- Expedition to Ostend: Part of the French Revolutionary Wars
| Date | 18–20 May 1798 |
| Location | Ostend, French First Republic |
| Result | See Aftermath |

Belligerents
- Great Britain: France Batavian Republic

Commanders and leaders
- Home Riggs Popham Eyre Coote (POW): Augustin Kellar

Strength
- 27 ships 1,400 soldiers: Local garrisons
- Casualties and losses: 163 killed and wounded 1,134 captured

= Expedition to Ostend =

Military expedition during the French revolutionary wars

The British expedition to Ostend took place on 18 May 1798 during the French Revolutionary Wars. The expedition was intended to destroy the gun-boats harboured in Ostend, since they were destined to take part in the planned invasion of Britain. It also hoped to destroy the infrastructure of the port including the locks, basin-gates, and sluices of the Bruges–Ostend Canal. The expedition was a combined Royal Navy and British Army expedition under the command of Captain Home Popham (R.N.) and Major-General Eyre Coote. The British destroyed their objectives, but bad weather meant that the army contingent was unable to disembark, and after a brief fight were captured by the French.

- _SUPPLIED DATA_:
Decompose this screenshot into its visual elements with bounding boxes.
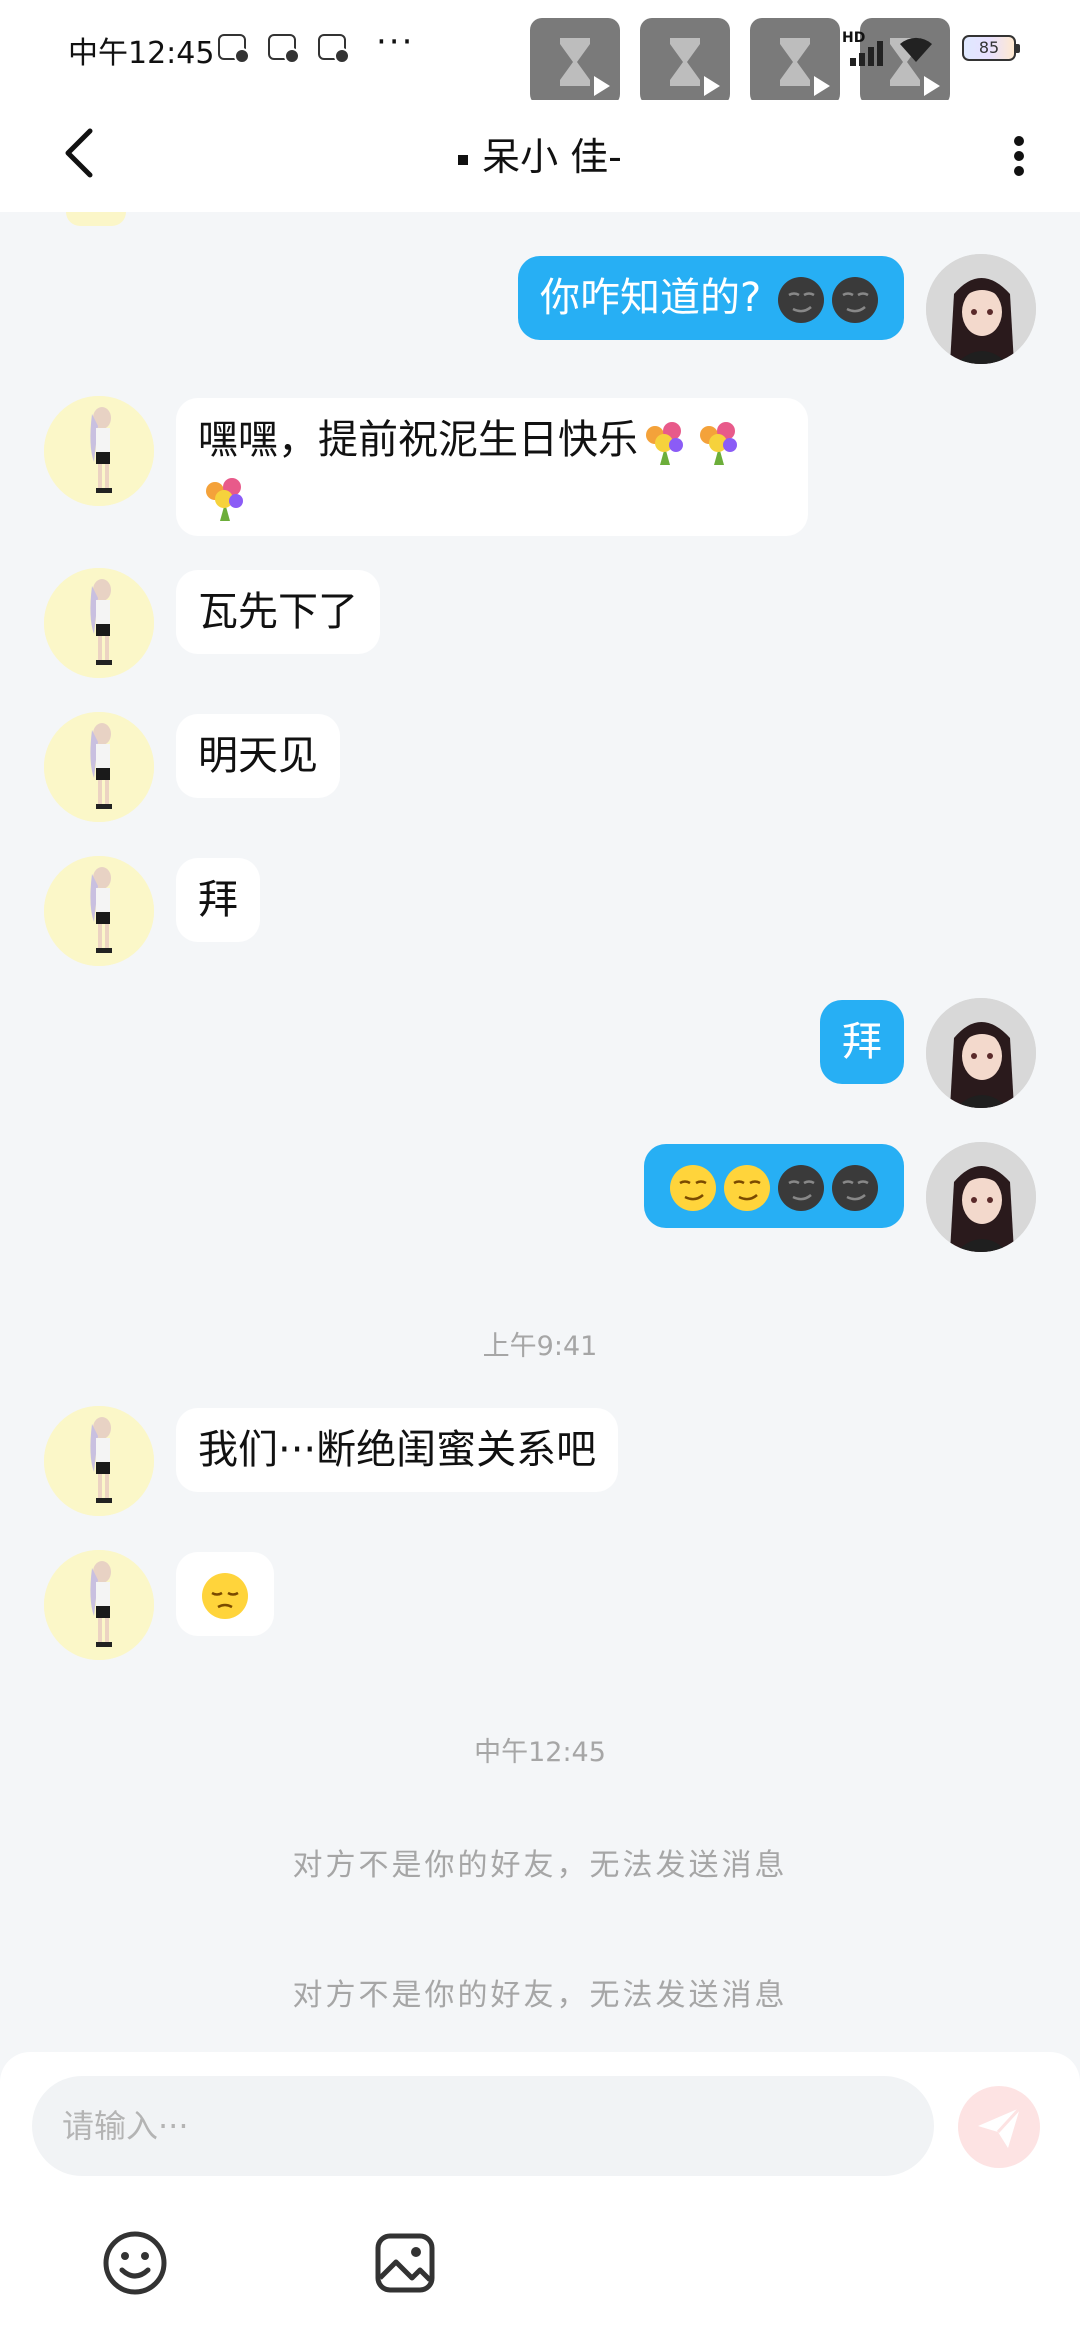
signal-icon <box>850 41 883 66</box>
notification-icon <box>218 34 250 64</box>
hourglass-icon <box>780 38 810 86</box>
message-bubble-incoming[interactable]: 瓦先下了 <box>176 570 380 654</box>
smirk-face-emoji-icon <box>670 1165 716 1211</box>
image-button[interactable] <box>370 2228 440 2298</box>
smiley-icon <box>103 2231 167 2295</box>
bouquet-emoji-icon <box>700 422 737 465</box>
battery-indicator: 85 <box>962 35 1020 61</box>
smirk-face-emoji-icon <box>724 1165 770 1211</box>
my-avatar[interactable] <box>926 998 1036 1108</box>
message-bubble-incoming[interactable]: 嘿嘿，提前祝泥生日快乐 <box>176 398 808 536</box>
message-bubble-incoming[interactable]: 我们···断绝闺蜜关系吧 <box>176 1408 619 1492</box>
status-bar: 中午12:45 ··· HD 85 <box>0 0 1080 106</box>
notification-icon <box>318 34 350 64</box>
message-text: 拜 <box>198 877 238 923</box>
message-bubble-incoming[interactable] <box>176 1552 274 1636</box>
message-list[interactable]: 你咋知道的? 嘿嘿，提前祝泥生日快乐 瓦先下了 明天见 拜 拜 上午9:41 我… <box>0 212 1080 2050</box>
emoji-button[interactable] <box>100 2228 170 2298</box>
smirk-dark-face-emoji-icon <box>778 1165 824 1211</box>
smirk-dark-face-emoji-icon <box>832 277 878 323</box>
contact-name: 呆小 佳- <box>482 135 622 179</box>
message-bubble-outgoing[interactable] <box>644 1144 904 1228</box>
contact-avatar[interactable] <box>44 396 154 506</box>
status-time: 中午12:45 <box>68 36 215 71</box>
floating-hourglass-button[interactable] <box>530 18 620 106</box>
hourglass-icon <box>670 38 700 86</box>
message-input[interactable] <box>32 2076 934 2176</box>
hourglass-icon <box>560 38 590 86</box>
message-timestamp: 中午12:45 <box>474 1737 606 1768</box>
message-bubble-incoming[interactable]: 拜 <box>176 858 260 942</box>
bouquet-emoji-icon <box>646 422 683 465</box>
more-menu-button[interactable] <box>1000 118 1040 190</box>
smirk-dark-face-emoji-icon <box>832 1165 878 1211</box>
floating-hourglass-button[interactable] <box>750 18 840 106</box>
contact-avatar[interactable] <box>44 712 154 822</box>
chat-header: 呆小 佳- <box>0 100 1080 212</box>
wifi-icon <box>900 37 932 62</box>
message-text: 你咋知道的? <box>540 275 762 321</box>
avatar-partial <box>66 212 126 226</box>
message-text: 拜 <box>842 1019 882 1065</box>
contact-avatar[interactable] <box>44 1406 154 1516</box>
send-icon <box>978 2106 1022 2148</box>
bouquet-emoji-icon <box>206 478 243 521</box>
floating-hourglass-button[interactable] <box>640 18 730 106</box>
message-text: 我们···断绝闺蜜关系吧 <box>198 1427 597 1473</box>
system-message: 对方不是你的好友，无法发送消息 <box>292 1848 788 1883</box>
my-avatar[interactable] <box>926 1142 1036 1252</box>
composer-bar <box>0 2052 1080 2340</box>
message-text: 瓦先下了 <box>198 589 358 635</box>
contact-avatar[interactable] <box>44 856 154 966</box>
title-square-icon <box>458 154 469 165</box>
more-notifications: ··· <box>376 22 415 62</box>
message-text: 嘿嘿，提前祝泥生日快乐 <box>198 417 638 463</box>
message-timestamp: 上午9:41 <box>482 1331 598 1362</box>
contact-avatar[interactable] <box>44 1550 154 1660</box>
send-button[interactable] <box>958 2086 1040 2168</box>
smirk-dark-face-emoji-icon <box>778 277 824 323</box>
notification-icon <box>268 34 300 64</box>
message-bubble-outgoing[interactable]: 拜 <box>820 1000 904 1084</box>
message-bubble-incoming[interactable]: 明天见 <box>176 714 340 798</box>
message-bubble-outgoing[interactable]: 你咋知道的? <box>518 256 904 340</box>
chat-title: 呆小 佳- <box>0 126 1080 181</box>
pensive-face-emoji-icon <box>202 1573 248 1619</box>
message-text: 明天见 <box>198 733 318 779</box>
system-message: 对方不是你的好友，无法发送消息 <box>292 1978 788 2013</box>
my-avatar[interactable] <box>926 254 1036 364</box>
image-icon <box>375 2233 435 2293</box>
contact-avatar[interactable] <box>44 568 154 678</box>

- _THE TASKS_:
**1)** According to the text on the Expedition to Ostend, why did the British want to destroy the gun-boats in Ostend harbor?
**2)** In the text on the Expedition to Ostend, which canal's locks, basin-gates, and sluices did the expedition hope to destroy?
**3)** Rewrite the paragraph beginning "The British expedition to Ostend took place" from the text on the Expedition to Ostend as a bulleted list that keeps its main facts.

- _THE REPLIES_:
**1)** The gun-boats were destined to take part in the planned invasion of Britain.

**2)** The Bruges–Ostend Canal.

**3)**
- Date: 18 May 1798, during the French Revolutionary Wars
- Main aim: destroy the gun-boats in Ostend, which were meant for the planned invasion of Britain
- Further aim: destroy the port's infrastructure, including the locks, basin-gates, and sluices of the Bruges–Ostend Canal
- Forces: a combined Royal Navy and British Army expedition
- Commanders: Captain Home Popham (R.N.) and Major-General Eyre Coote
- Outcome: the British destroyed their objectives, but bad weather kept the army contingent from disembarking, and after a brief fight the French captured it